**Your objective**
Without altering anything, output the material below.

● ● ● ● ●

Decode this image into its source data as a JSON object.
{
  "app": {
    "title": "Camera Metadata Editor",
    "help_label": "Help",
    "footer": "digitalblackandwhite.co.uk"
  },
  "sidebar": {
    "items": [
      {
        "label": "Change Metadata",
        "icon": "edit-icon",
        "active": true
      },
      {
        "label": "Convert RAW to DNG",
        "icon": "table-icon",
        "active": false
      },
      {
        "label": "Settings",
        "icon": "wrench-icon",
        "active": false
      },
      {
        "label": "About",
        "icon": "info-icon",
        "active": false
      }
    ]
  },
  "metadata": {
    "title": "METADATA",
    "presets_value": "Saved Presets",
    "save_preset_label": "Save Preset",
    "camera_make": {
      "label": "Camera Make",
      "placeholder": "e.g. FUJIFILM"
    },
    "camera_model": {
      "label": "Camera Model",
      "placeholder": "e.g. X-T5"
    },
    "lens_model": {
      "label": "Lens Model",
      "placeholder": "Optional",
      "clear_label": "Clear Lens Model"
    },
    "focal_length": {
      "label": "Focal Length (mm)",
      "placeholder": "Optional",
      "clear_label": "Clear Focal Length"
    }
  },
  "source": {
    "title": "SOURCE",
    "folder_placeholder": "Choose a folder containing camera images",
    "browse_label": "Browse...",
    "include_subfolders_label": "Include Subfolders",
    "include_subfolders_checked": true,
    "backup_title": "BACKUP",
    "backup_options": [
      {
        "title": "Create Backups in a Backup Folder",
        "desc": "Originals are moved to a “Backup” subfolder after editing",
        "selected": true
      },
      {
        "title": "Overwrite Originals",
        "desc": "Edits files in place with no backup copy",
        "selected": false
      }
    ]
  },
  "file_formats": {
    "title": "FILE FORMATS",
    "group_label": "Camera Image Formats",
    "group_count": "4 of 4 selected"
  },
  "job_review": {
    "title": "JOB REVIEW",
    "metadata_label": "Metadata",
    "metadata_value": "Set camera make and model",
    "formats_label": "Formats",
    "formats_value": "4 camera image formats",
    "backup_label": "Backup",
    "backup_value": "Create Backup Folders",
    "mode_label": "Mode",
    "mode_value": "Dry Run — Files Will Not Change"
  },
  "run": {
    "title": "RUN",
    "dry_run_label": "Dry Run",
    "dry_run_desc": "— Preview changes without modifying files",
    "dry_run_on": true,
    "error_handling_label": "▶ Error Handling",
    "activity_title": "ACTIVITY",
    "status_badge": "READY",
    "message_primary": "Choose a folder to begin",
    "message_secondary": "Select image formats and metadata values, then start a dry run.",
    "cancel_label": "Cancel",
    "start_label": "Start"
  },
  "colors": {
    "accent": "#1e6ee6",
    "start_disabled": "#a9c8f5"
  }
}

● ● ● ● ●

**Solution for this task**
Decode this image into its source data as a JSON object.
{
  "app": {
    "title": "Camera Metadata Editor",
    "help_label": "Help",
    "footer": "digitalblackandwhite.co.uk"
  },
  "sidebar": {
    "items": [
      {
        "label": "Change Metadata",
        "icon": "edit-icon",
        "active": true
      },
      {
        "label": "Convert RAW to DNG",
        "icon": "table-icon",
        "active": false
      },
      {
        "label": "Settings",
        "icon": "wrench-icon",
        "active": false
      },
      {
        "label": "About",
        "icon": "info-icon",
        "active": false
      }
    ]
  },
  "metadata": {
    "title": "METADATA",
    "presets_value": "Saved Presets",
    "save_preset_label": "Save Preset",
    "camera_make": {
      "label": "Camera Make",
      "placeholder": "e.g. FUJIFILM"
    },
    "camera_model": {
      "label": "Camera Model",
      "placeholder": "e.g. X-T5"
    },
    "lens_model": {
      "label": "Lens Model",
      "placeholder": "Optional",
      "clear_label": "Clear Lens Model"
    },
    "focal_length": {
      "label": "Focal Length (mm)",
      "placeholder": "Optional",
      "clear_label": "Clear Focal Length"
    }
  },
  "source": {
    "title": "SOURCE",
    "folder_placeholder": "Choose a folder containing camera images",
    "browse_label": "Browse...",
    "include_subfolders_label": "Include Subfolders",
    "include_subfolders_checked": true,
    "backup_title": "BACKUP",
    "backup_options": [
      {
        "title": "Create Backups in a Backup Folder",
        "desc": "Originals are moved to a “Backup” subfolder after editing",
        "selected": true
      },
      {
        "title": "Overwrite Originals",
        "desc": "Edits files in place with no backup copy",
        "selected": false
      }
    ]
  },
  "file_formats": {
    "title": "FILE FORMATS",
    "group_label": "Camera Image Formats",
    "group_count": "4 of 4 selected"
  },
  "job_review": {
    "title": "JOB REVIEW",
    "metadata_label": "Metadata",
    "metadata_value": "Set camera make and model",
    "formats_label": "Formats",
    "formats_value": "4 camera image formats",
    "backup_label": "Backup",
    "backup_value": "Create Backup Folders",
    "mode_label": "Mode",
    "mode_value": "Dry Run — Files Will Not Change"
  },
  "run": {
    "title": "RUN",
    "dry_run_label": "Dry Run",
    "dry_run_desc": "— Preview changes without modifying files",
    "dry_run_on": true,
    "error_handling_label": "▶ Error Handling",
    "activity_title": "ACTIVITY",
    "status_badge": "READY",
    "message_primary": "Choose a folder to begin",
    "message_secondary": "Select image formats and metadata values, then start a dry run.",
    "cancel_label": "Cancel",
    "start_label": "Start"
  },
  "colors": {
    "accent": "#1e6ee6",
    "start_disabled": "#a9c8f5"
  }
}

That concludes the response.